**BRIEF**
Repeat every record below exactly, leaving out the pictures.

(Collected data entries)
**********

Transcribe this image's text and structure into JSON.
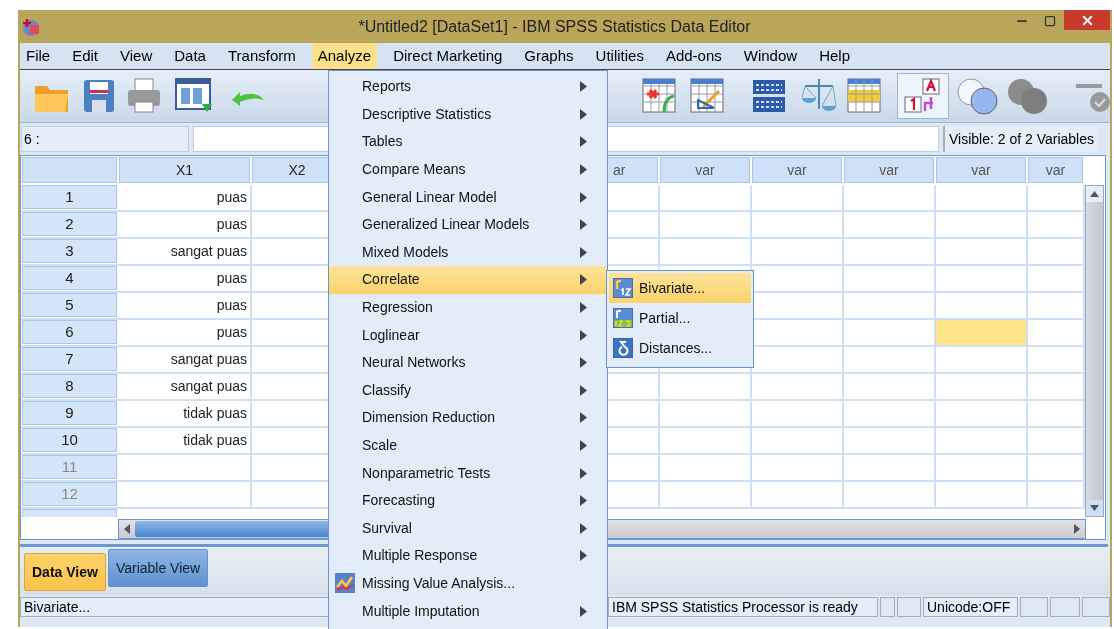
{
  "window": {
    "title": "*Untitled2 [DataSet1] - IBM SPSS Statistics Data Editor"
  },
  "menu_bar": [
    {
      "label": "File",
      "selected": false
    },
    {
      "label": "Edit",
      "selected": false
    },
    {
      "label": "View",
      "selected": false
    },
    {
      "label": "Data",
      "selected": false
    },
    {
      "label": "Transform",
      "selected": false
    },
    {
      "label": "Analyze",
      "selected": true
    },
    {
      "label": "Direct Marketing",
      "selected": false
    },
    {
      "label": "Graphs",
      "selected": false
    },
    {
      "label": "Utilities",
      "selected": false
    },
    {
      "label": "Add-ons",
      "selected": false
    },
    {
      "label": "Window",
      "selected": false
    },
    {
      "label": "Help",
      "selected": false
    }
  ],
  "toolbar": {
    "value_labels_on": true
  },
  "analyze_menu": [
    {
      "label": "Reports",
      "kind": "submenu",
      "selected": false
    },
    {
      "label": "Descriptive Statistics",
      "kind": "submenu",
      "selected": false
    },
    {
      "label": "Tables",
      "kind": "submenu",
      "selected": false
    },
    {
      "label": "Compare Means",
      "kind": "submenu",
      "selected": false
    },
    {
      "label": "General Linear Model",
      "kind": "submenu",
      "selected": false
    },
    {
      "label": "Generalized Linear Models",
      "kind": "submenu",
      "selected": false
    },
    {
      "label": "Mixed Models",
      "kind": "submenu",
      "selected": false
    },
    {
      "label": "Correlate",
      "kind": "submenu",
      "selected": true
    },
    {
      "label": "Regression",
      "kind": "submenu",
      "selected": false
    },
    {
      "label": "Loglinear",
      "kind": "submenu",
      "selected": false
    },
    {
      "label": "Neural Networks",
      "kind": "submenu",
      "selected": false
    },
    {
      "label": "Classify",
      "kind": "submenu",
      "selected": false
    },
    {
      "label": "Dimension Reduction",
      "kind": "submenu",
      "selected": false
    },
    {
      "label": "Scale",
      "kind": "submenu",
      "selected": false
    },
    {
      "label": "Nonparametric Tests",
      "kind": "submenu",
      "selected": false
    },
    {
      "label": "Forecasting",
      "kind": "submenu",
      "selected": false
    },
    {
      "label": "Survival",
      "kind": "submenu",
      "selected": false
    },
    {
      "label": "Multiple Response",
      "kind": "submenu",
      "selected": false
    },
    {
      "label": "Missing Value Analysis...",
      "kind": "command",
      "selected": false
    },
    {
      "label": "Multiple Imputation",
      "kind": "submenu",
      "selected": false
    }
  ],
  "correlate_submenu": [
    {
      "label": "Bivariate...",
      "kind": "bivariate",
      "selected": true
    },
    {
      "label": "Partial...",
      "kind": "partial",
      "selected": false
    },
    {
      "label": "Distances...",
      "kind": "distances",
      "selected": false
    }
  ],
  "cell_reference": "6 :",
  "visible_variables": "Visible: 2 of 2 Variables",
  "columns_left": [
    {
      "label": "X1"
    },
    {
      "label": "X2"
    }
  ],
  "columns_right": [
    {
      "label": "ar"
    },
    {
      "label": "var"
    },
    {
      "label": "var"
    },
    {
      "label": "var"
    },
    {
      "label": "var"
    },
    {
      "label": "var"
    }
  ],
  "rows": [
    {
      "number": "1",
      "x1": "puas",
      "selected": false
    },
    {
      "number": "2",
      "x1": "puas",
      "selected": false
    },
    {
      "number": "3",
      "x1": "sangat puas",
      "selected": false
    },
    {
      "number": "4",
      "x1": "puas",
      "selected": false
    },
    {
      "number": "5",
      "x1": "puas",
      "selected": false
    },
    {
      "number": "6",
      "x1": "puas",
      "selected": true
    },
    {
      "number": "7",
      "x1": "sangat puas",
      "selected": false
    },
    {
      "number": "8",
      "x1": "sangat puas",
      "selected": false
    },
    {
      "number": "9",
      "x1": "tidak puas",
      "selected": false
    },
    {
      "number": "10",
      "x1": "tidak puas",
      "selected": false
    },
    {
      "number": "11",
      "selected": false
    },
    {
      "number": "12",
      "selected": false
    }
  ],
  "tabs": [
    {
      "label": "Data View",
      "selected": true
    },
    {
      "label": "Variable View",
      "selected": false
    }
  ],
  "status_bar": {
    "message": "Bivariate...",
    "processor": "IBM SPSS Statistics Processor is ready",
    "encoding": "Unicode:OFF"
  }
}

**********

**WRITTEN ANSWER**
Transcribe this image's text and structure into JSON.
{
  "window": {
    "title": "*Untitled2 [DataSet1] - IBM SPSS Statistics Data Editor"
  },
  "menu_bar": [
    {
      "label": "File",
      "selected": false
    },
    {
      "label": "Edit",
      "selected": false
    },
    {
      "label": "View",
      "selected": false
    },
    {
      "label": "Data",
      "selected": false
    },
    {
      "label": "Transform",
      "selected": false
    },
    {
      "label": "Analyze",
      "selected": true
    },
    {
      "label": "Direct Marketing",
      "selected": false
    },
    {
      "label": "Graphs",
      "selected": false
    },
    {
      "label": "Utilities",
      "selected": false
    },
    {
      "label": "Add-ons",
      "selected": false
    },
    {
      "label": "Window",
      "selected": false
    },
    {
      "label": "Help",
      "selected": false
    }
  ],
  "toolbar": {
    "value_labels_on": true
  },
  "analyze_menu": [
    {
      "label": "Reports",
      "kind": "submenu",
      "selected": false
    },
    {
      "label": "Descriptive Statistics",
      "kind": "submenu",
      "selected": false
    },
    {
      "label": "Tables",
      "kind": "submenu",
      "selected": false
    },
    {
      "label": "Compare Means",
      "kind": "submenu",
      "selected": false
    },
    {
      "label": "General Linear Model",
      "kind": "submenu",
      "selected": false
    },
    {
      "label": "Generalized Linear Models",
      "kind": "submenu",
      "selected": false
    },
    {
      "label": "Mixed Models",
      "kind": "submenu",
      "selected": false
    },
    {
      "label": "Correlate",
      "kind": "submenu",
      "selected": true
    },
    {
      "label": "Regression",
      "kind": "submenu",
      "selected": false
    },
    {
      "label": "Loglinear",
      "kind": "submenu",
      "selected": false
    },
    {
      "label": "Neural Networks",
      "kind": "submenu",
      "selected": false
    },
    {
      "label": "Classify",
      "kind": "submenu",
      "selected": false
    },
    {
      "label": "Dimension Reduction",
      "kind": "submenu",
      "selected": false
    },
    {
      "label": "Scale",
      "kind": "submenu",
      "selected": false
    },
    {
      "label": "Nonparametric Tests",
      "kind": "submenu",
      "selected": false
    },
    {
      "label": "Forecasting",
      "kind": "submenu",
      "selected": false
    },
    {
      "label": "Survival",
      "kind": "submenu",
      "selected": false
    },
    {
      "label": "Multiple Response",
      "kind": "submenu",
      "selected": false
    },
    {
      "label": "Missing Value Analysis...",
      "kind": "command",
      "selected": false
    },
    {
      "label": "Multiple Imputation",
      "kind": "submenu",
      "selected": false
    }
  ],
  "correlate_submenu": [
    {
      "label": "Bivariate...",
      "kind": "bivariate",
      "selected": true
    },
    {
      "label": "Partial...",
      "kind": "partial",
      "selected": false
    },
    {
      "label": "Distances...",
      "kind": "distances",
      "selected": false
    }
  ],
  "cell_reference": "6 :",
  "visible_variables": "Visible: 2 of 2 Variables",
  "columns_left": [
    {
      "label": "X1"
    },
    {
      "label": "X2"
    }
  ],
  "columns_right": [
    {
      "label": "ar"
    },
    {
      "label": "var"
    },
    {
      "label": "var"
    },
    {
      "label": "var"
    },
    {
      "label": "var"
    },
    {
      "label": "var"
    }
  ],
  "rows": [
    {
      "number": "1",
      "x1": "puas",
      "selected": false
    },
    {
      "number": "2",
      "x1": "puas",
      "selected": false
    },
    {
      "number": "3",
      "x1": "sangat puas",
      "selected": false
    },
    {
      "number": "4",
      "x1": "puas",
      "selected": false
    },
    {
      "number": "5",
      "x1": "puas",
      "selected": false
    },
    {
      "number": "6",
      "x1": "puas",
      "selected": true
    },
    {
      "number": "7",
      "x1": "sangat puas",
      "selected": false
    },
    {
      "number": "8",
      "x1": "sangat puas",
      "selected": false
    },
    {
      "number": "9",
      "x1": "tidak puas",
      "selected": false
    },
    {
      "number": "10",
      "x1": "tidak puas",
      "selected": false
    },
    {
      "number": "11",
      "selected": false
    },
    {
      "number": "12",
      "selected": false
    }
  ],
  "tabs": [
    {
      "label": "Data View",
      "selected": true
    },
    {
      "label": "Variable View",
      "selected": false
    }
  ],
  "status_bar": {
    "message": "Bivariate...",
    "processor": "IBM SPSS Statistics Processor is ready",
    "encoding": "Unicode:OFF"
  }
}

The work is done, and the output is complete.